▶ [Task to complete]
Leave out the pictures and restate the rest of the data exactly.

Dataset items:
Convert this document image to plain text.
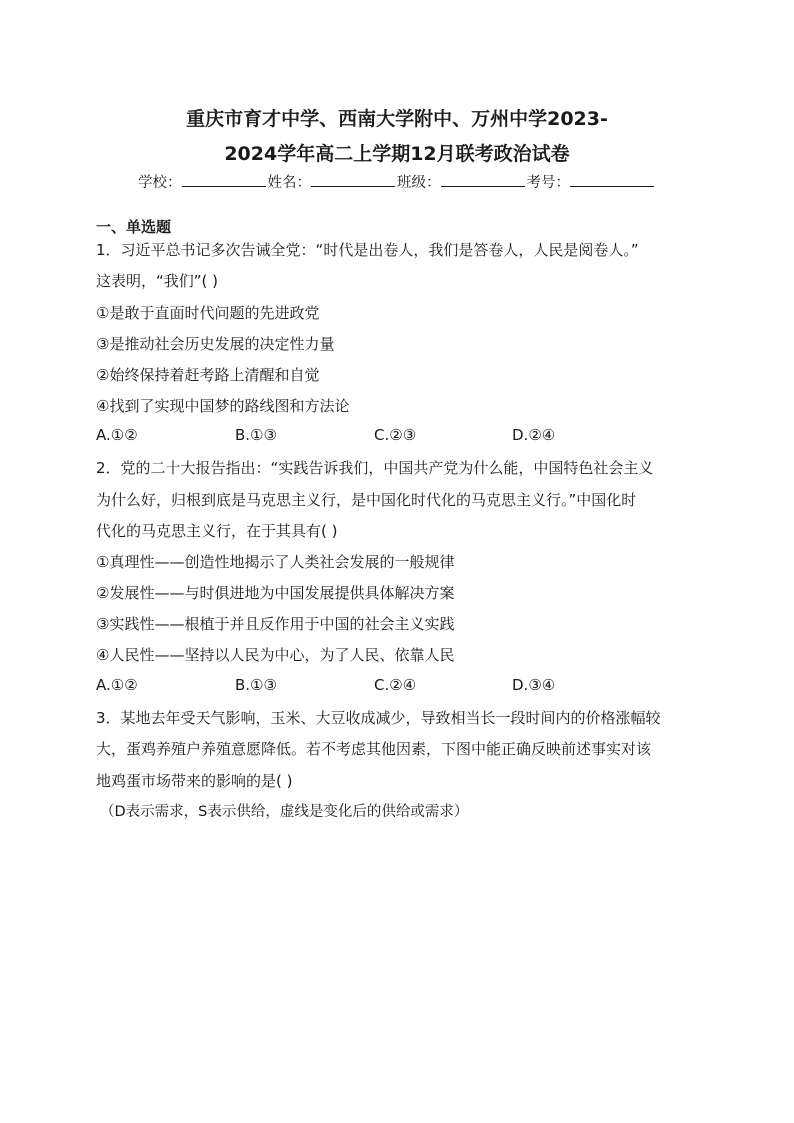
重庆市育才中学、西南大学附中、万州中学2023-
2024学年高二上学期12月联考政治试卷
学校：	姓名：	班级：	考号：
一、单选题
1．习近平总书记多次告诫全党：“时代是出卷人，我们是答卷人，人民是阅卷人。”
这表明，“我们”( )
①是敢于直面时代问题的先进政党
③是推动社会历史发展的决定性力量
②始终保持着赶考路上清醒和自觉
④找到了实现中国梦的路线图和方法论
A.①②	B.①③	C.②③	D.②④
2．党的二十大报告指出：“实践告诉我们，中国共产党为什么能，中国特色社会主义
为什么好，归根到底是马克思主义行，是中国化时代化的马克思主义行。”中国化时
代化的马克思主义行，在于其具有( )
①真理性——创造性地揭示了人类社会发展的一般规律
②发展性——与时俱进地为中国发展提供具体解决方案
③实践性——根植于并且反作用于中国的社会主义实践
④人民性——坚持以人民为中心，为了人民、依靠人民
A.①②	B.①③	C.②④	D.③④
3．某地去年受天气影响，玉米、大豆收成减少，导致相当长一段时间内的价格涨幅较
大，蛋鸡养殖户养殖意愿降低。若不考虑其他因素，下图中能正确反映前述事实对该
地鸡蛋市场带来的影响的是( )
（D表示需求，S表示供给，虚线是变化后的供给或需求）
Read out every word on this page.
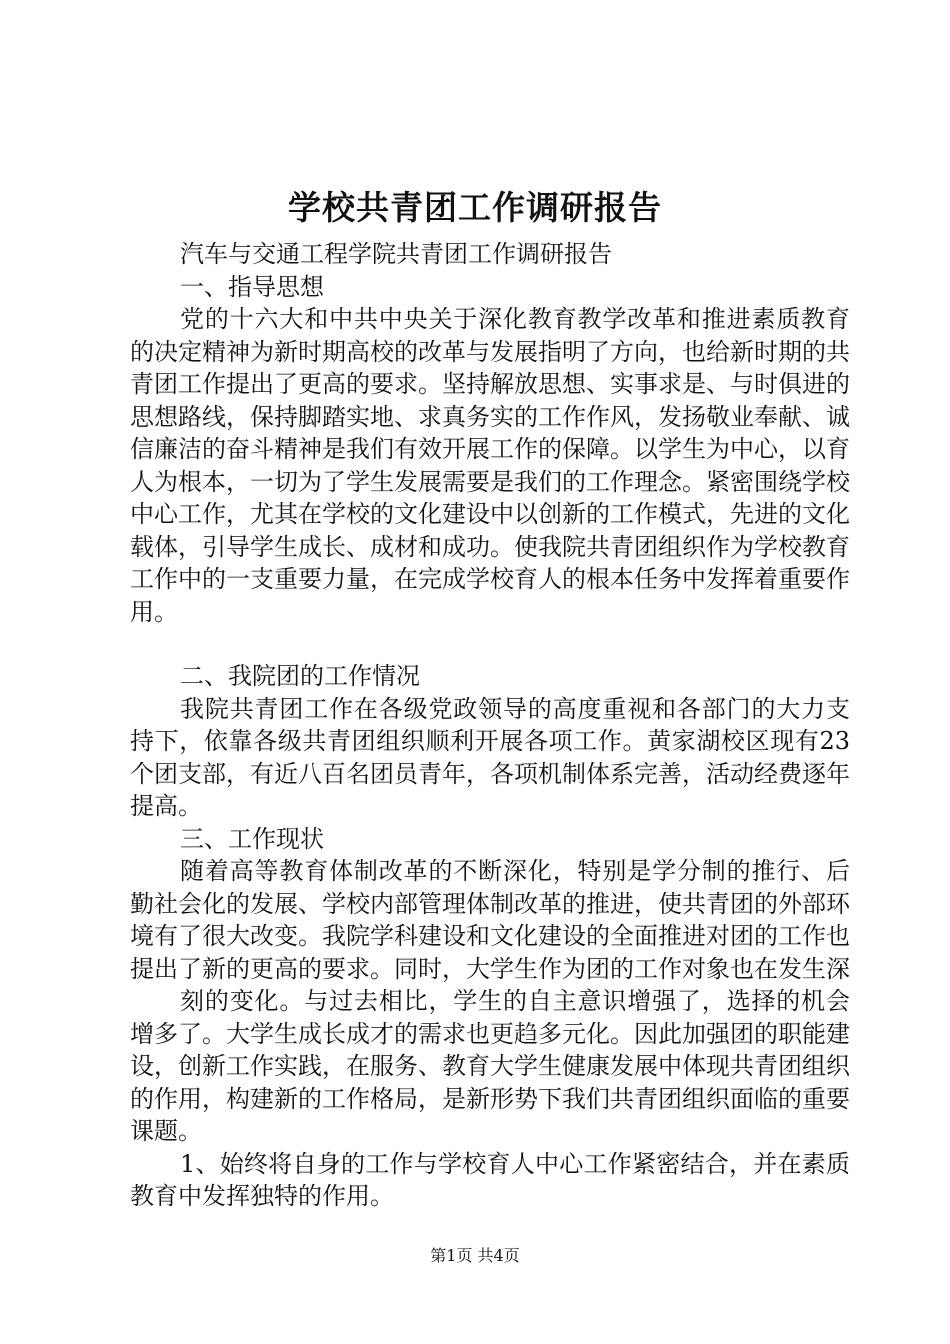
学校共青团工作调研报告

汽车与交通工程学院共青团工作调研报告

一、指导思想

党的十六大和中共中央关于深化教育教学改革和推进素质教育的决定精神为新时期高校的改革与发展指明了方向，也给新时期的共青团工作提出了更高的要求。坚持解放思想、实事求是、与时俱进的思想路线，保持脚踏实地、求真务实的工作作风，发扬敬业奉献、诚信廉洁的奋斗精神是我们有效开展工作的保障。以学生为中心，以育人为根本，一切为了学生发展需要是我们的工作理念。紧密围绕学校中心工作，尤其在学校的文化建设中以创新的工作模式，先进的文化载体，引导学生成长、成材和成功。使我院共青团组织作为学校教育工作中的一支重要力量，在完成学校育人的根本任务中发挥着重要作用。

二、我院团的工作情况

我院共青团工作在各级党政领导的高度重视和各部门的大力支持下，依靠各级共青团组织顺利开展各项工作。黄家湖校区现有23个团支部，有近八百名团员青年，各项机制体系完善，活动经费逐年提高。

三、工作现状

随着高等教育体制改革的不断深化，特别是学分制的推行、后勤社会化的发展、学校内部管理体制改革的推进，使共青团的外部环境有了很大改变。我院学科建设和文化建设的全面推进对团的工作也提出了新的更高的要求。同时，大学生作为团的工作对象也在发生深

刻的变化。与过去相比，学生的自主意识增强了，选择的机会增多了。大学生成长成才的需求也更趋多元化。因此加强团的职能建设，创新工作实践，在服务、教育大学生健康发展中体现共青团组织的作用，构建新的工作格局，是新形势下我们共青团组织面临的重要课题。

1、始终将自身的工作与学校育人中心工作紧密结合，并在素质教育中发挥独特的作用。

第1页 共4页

▶ [Output of the exercise]
Convert this document image to plain text.
重庆市育才中学、西南大学附中、万州中学2023-
2024学年高二上学期12月联考政治试卷
学校：	姓名：	班级：	考号：
一、单选题
1．习近平总书记多次告诫全党：“时代是出卷人，我们是答卷人，人民是阅卷人。”
这表明，“我们”( )
①是敢于直面时代问题的先进政党
③是推动社会历史发展的决定性力量
②始终保持着赶考路上清醒和自觉
④找到了实现中国梦的路线图和方法论
A.①②	B.①③	C.②③	D.②④
2．党的二十大报告指出：“实践告诉我们，中国共产党为什么能，中国特色社会主义
为什么好，归根到底是马克思主义行，是中国化时代化的马克思主义行。”中国化时
代化的马克思主义行，在于其具有( )
①真理性——创造性地揭示了人类社会发展的一般规律
②发展性——与时俱进地为中国发展提供具体解决方案
③实践性——根植于并且反作用于中国的社会主义实践
④人民性——坚持以人民为中心，为了人民、依靠人民
A.①②	B.①③	C.②④	D.③④
3．某地去年受天气影响，玉米、大豆收成减少，导致相当长一段时间内的价格涨幅较
大，蛋鸡养殖户养殖意愿降低。若不考虑其他因素，下图中能正确反映前述事实对该
地鸡蛋市场带来的影响的是( )
（D表示需求，S表示供给，虚线是变化后的供给或需求）
Read out every word on this page.
学校共青团工作调研报告

汽车与交通工程学院共青团工作调研报告

一、指导思想

党的十六大和中共中央关于深化教育教学改革和推进素质教育的决定精神为新时期高校的改革与发展指明了方向，也给新时期的共青团工作提出了更高的要求。坚持解放思想、实事求是、与时俱进的思想路线，保持脚踏实地、求真务实的工作作风，发扬敬业奉献、诚信廉洁的奋斗精神是我们有效开展工作的保障。以学生为中心，以育人为根本，一切为了学生发展需要是我们的工作理念。紧密围绕学校中心工作，尤其在学校的文化建设中以创新的工作模式，先进的文化载体，引导学生成长、成材和成功。使我院共青团组织作为学校教育工作中的一支重要力量，在完成学校育人的根本任务中发挥着重要作用。

二、我院团的工作情况

我院共青团工作在各级党政领导的高度重视和各部门的大力支持下，依靠各级共青团组织顺利开展各项工作。黄家湖校区现有23个团支部，有近八百名团员青年，各项机制体系完善，活动经费逐年提高。

三、工作现状

随着高等教育体制改革的不断深化，特别是学分制的推行、后勤社会化的发展、学校内部管理体制改革的推进，使共青团的外部环境有了很大改变。我院学科建设和文化建设的全面推进对团的工作也提出了新的更高的要求。同时，大学生作为团的工作对象也在发生深

刻的变化。与过去相比，学生的自主意识增强了，选择的机会增多了。大学生成长成才的需求也更趋多元化。因此加强团的职能建设，创新工作实践，在服务、教育大学生健康发展中体现共青团组织的作用，构建新的工作格局，是新形势下我们共青团组织面临的重要课题。

1、始终将自身的工作与学校育人中心工作紧密结合，并在素质教育中发挥独特的作用。

第1页 共4页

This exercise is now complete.